## [THE REQUEST]
Gather the lines that hold the string "this".

··········

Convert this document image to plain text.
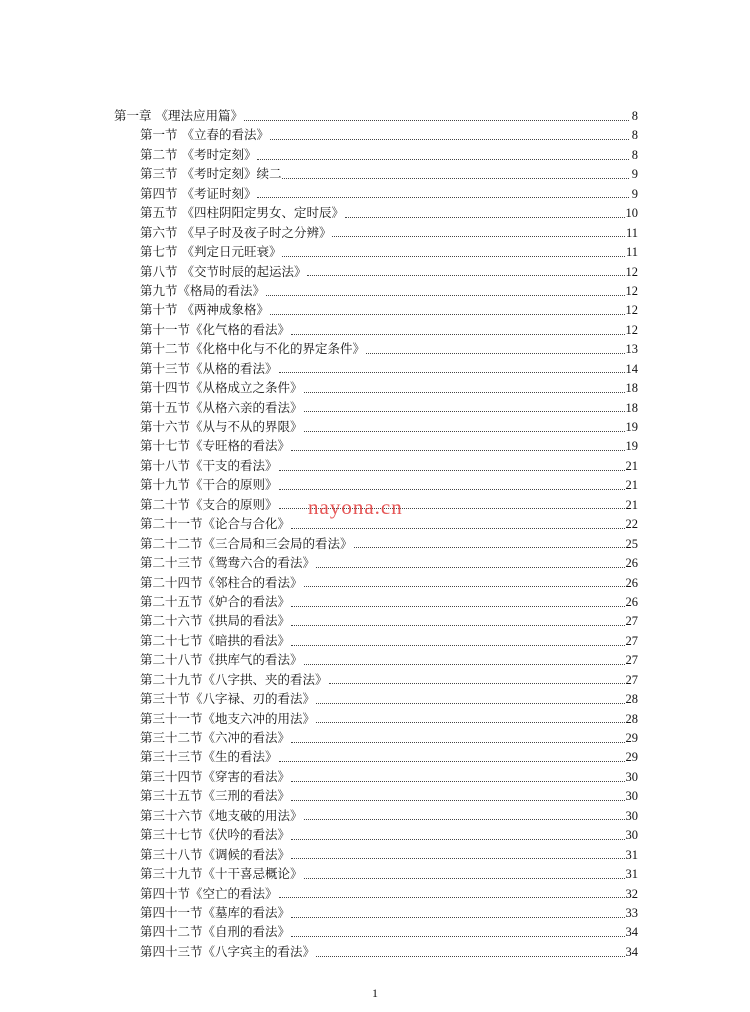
第一章 《理法应用篇》	8
第一节 《立春的看法》	8
第二节 《考时定刻》	8
第三节 《考时定刻》续二	9
第四节 《考证时刻》	9
第五节 《四柱阴阳定男女、定时辰》	10
第六节 《早子时及夜子时之分辨》	11
第七节 《判定日元旺衰》	11
第八节 《交节时辰的起运法》	12
第九节《格局的看法》	12
第十节 《两神成象格》	12
第十一节《化气格的看法》	12
第十二节《化格中化与不化的界定条件》	13
第十三节《从格的看法》	14
第十四节《从格成立之条件》	18
第十五节《从格六亲的看法》	18
第十六节《从与不从的界限》	19
第十七节《专旺格的看法》	19
第十八节《干支的看法》	21
第十九节《干合的原则》	21
第二十节《支合的原则》	21
第二十一节《论合与合化》	22
第二十二节《三合局和三会局的看法》	25
第二十三节《鸳鸯六合的看法》	26
第二十四节《邻柱合的看法》	26
第二十五节《妒合的看法》	26
第二十六节《拱局的看法》	27
第二十七节《暗拱的看法》	27
第二十八节《拱库气的看法》	27
第二十九节《八字拱、夹的看法》	27
第三十节《八字禄、刃的看法》	28
第三十一节《地支六冲的用法》	28
第三十二节《六冲的看法》	29
第三十三节《生的看法》	29
第三十四节《穿害的看法》	30
第三十五节《三刑的看法》	30
第三十六节《地支破的用法》	30
第三十七节《伏吟的看法》	30
第三十八节《调候的看法》	31
第三十九节《十干喜忌概论》	31
第四十节《空亡的看法》	32
第四十一节《墓库的看法》	33
第四十二节《自刑的看法》	34
第四十三节《八字宾主的看法》	34
nayona.cn
1
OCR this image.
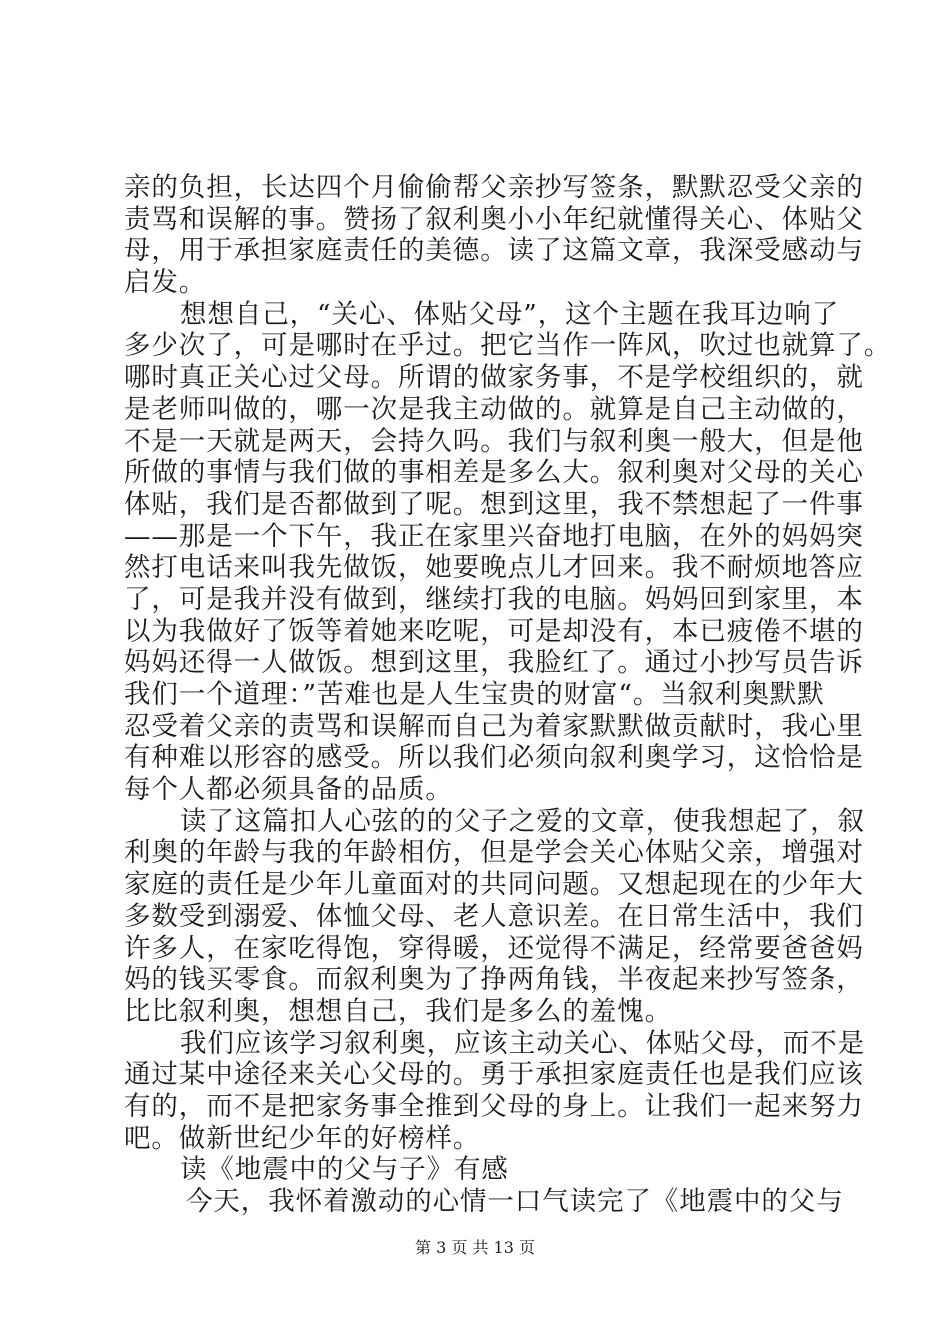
亲的负担，长达四个月偷偷帮父亲抄写签条，默默忍受父亲的
责骂和误解的事。赞扬了叙利奥小小年纪就懂得关心、体贴父
母，用于承担家庭责任的美德。读了这篇文章，我深受感动与
启发。
想想自己，“关心、体贴父母”，这个主题在我耳边响了
多少次了，可是哪时在乎过。把它当作一阵风，吹过也就算了。
哪时真正关心过父母。所谓的做家务事，不是学校组织的，就
是老师叫做的，哪一次是我主动做的。就算是自己主动做的，
不是一天就是两天，会持久吗。我们与叙利奥一般大，但是他
所做的事情与我们做的事相差是多么大。叙利奥对父母的关心
体贴，我们是否都做到了呢。想到这里，我不禁想起了一件事
——那是一个下午，我正在家里兴奋地打电脑，在外的妈妈突
然打电话来叫我先做饭，她要晚点儿才回来。我不耐烦地答应
了，可是我并没有做到，继续打我的电脑。妈妈回到家里，本
以为我做好了饭等着她来吃呢，可是却没有，本已疲倦不堪的
妈妈还得一人做饭。想到这里，我脸红了。通过小抄写员告诉
我们一个道理：”苦难也是人生宝贵的财富“。当叙利奥默默
忍受着父亲的责骂和误解而自己为着家默默做贡献时，我心里
有种难以形容的感受。所以我们必须向叙利奥学习，这恰恰是
每个人都必须具备的品质。
读了这篇扣人心弦的的父子之爱的文章，使我想起了，叙
利奥的年龄与我的年龄相仿，但是学会关心体贴父亲，增强对
家庭的责任是少年儿童面对的共同问题。又想起现在的少年大
多数受到溺爱、体恤父母、老人意识差。在日常生活中，我们
许多人，在家吃得饱，穿得暖，还觉得不满足，经常要爸爸妈
妈的钱买零食。而叙利奥为了挣两角钱，半夜起来抄写签条，
比比叙利奥，想想自己，我们是多么的羞愧。
我们应该学习叙利奥，应该主动关心、体贴父母，而不是
通过某中途径来关心父母的。勇于承担家庭责任也是我们应该
有的，而不是把家务事全推到父母的身上。让我们一起来努力
吧。做新世纪少年的好榜样。
读《地震中的父与子》有感
今天，我怀着激动的心情一口气读完了《地震中的父与
第 3 页 共 13 页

··········

## [WRITTEN SOLUTION]
Convert this document image to plain text.
OCR this image.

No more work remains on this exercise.